(Records)
☆ ☆ ☆ ☆ ☆ ☆ ☆

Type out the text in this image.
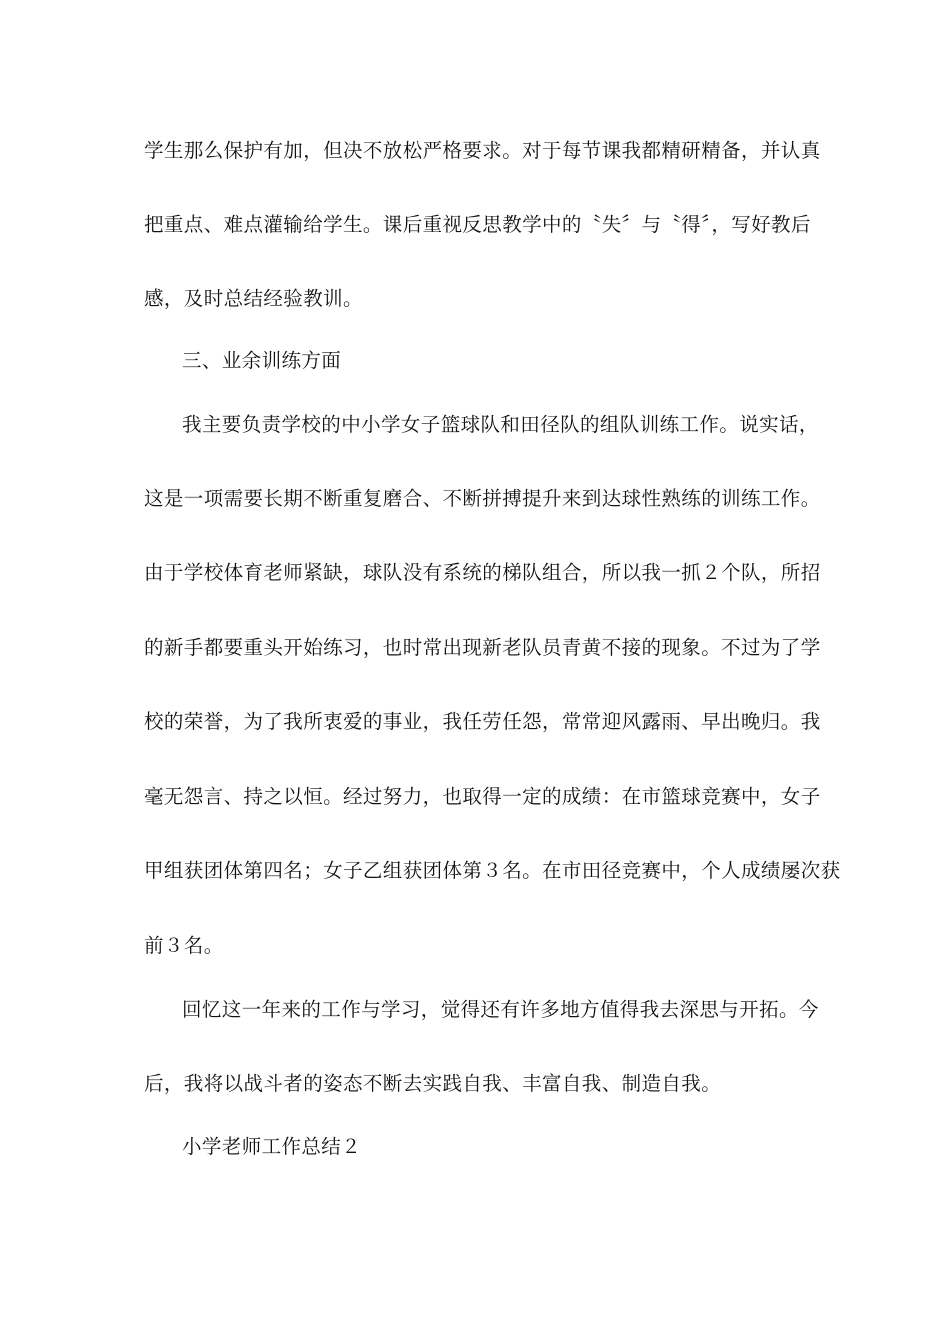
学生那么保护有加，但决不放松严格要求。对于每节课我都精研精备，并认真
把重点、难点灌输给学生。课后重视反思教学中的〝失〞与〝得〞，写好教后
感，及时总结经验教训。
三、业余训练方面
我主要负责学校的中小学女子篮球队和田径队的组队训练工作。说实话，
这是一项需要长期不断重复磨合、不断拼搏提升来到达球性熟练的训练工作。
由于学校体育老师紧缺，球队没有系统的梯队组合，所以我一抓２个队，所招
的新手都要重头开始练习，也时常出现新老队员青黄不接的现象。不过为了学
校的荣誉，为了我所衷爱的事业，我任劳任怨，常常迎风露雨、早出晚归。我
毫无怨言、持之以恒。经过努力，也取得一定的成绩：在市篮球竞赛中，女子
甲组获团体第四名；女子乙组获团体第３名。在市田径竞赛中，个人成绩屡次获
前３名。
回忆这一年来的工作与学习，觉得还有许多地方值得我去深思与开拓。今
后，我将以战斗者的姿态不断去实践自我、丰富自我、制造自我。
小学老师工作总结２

☆ ☆ ☆ ☆ ☆ ☆ ☆

▸ **The exercise**:
Reproduce every entry word for word, but skip any pictures.

▸ **Response to this exercise**:
Type out the text in this image.
学生那么保护有加，但决不放松严格要求。对于每节课我都精研精备，并认真
把重点、难点灌输给学生。课后重视反思教学中的〝失〞与〝得〞，写好教后
感，及时总结经验教训。
三、业余训练方面
我主要负责学校的中小学女子篮球队和田径队的组队训练工作。说实话，
这是一项需要长期不断重复磨合、不断拼搏提升来到达球性熟练的训练工作。
由于学校体育老师紧缺，球队没有系统的梯队组合，所以我一抓２个队，所招
的新手都要重头开始练习，也时常出现新老队员青黄不接的现象。不过为了学
校的荣誉，为了我所衷爱的事业，我任劳任怨，常常迎风露雨、早出晚归。我
毫无怨言、持之以恒。经过努力，也取得一定的成绩：在市篮球竞赛中，女子
甲组获团体第四名；女子乙组获团体第３名。在市田径竞赛中，个人成绩屡次获
前３名。
回忆这一年来的工作与学习，觉得还有许多地方值得我去深思与开拓。今
后，我将以战斗者的姿态不断去实践自我、丰富自我、制造自我。
小学老师工作总结２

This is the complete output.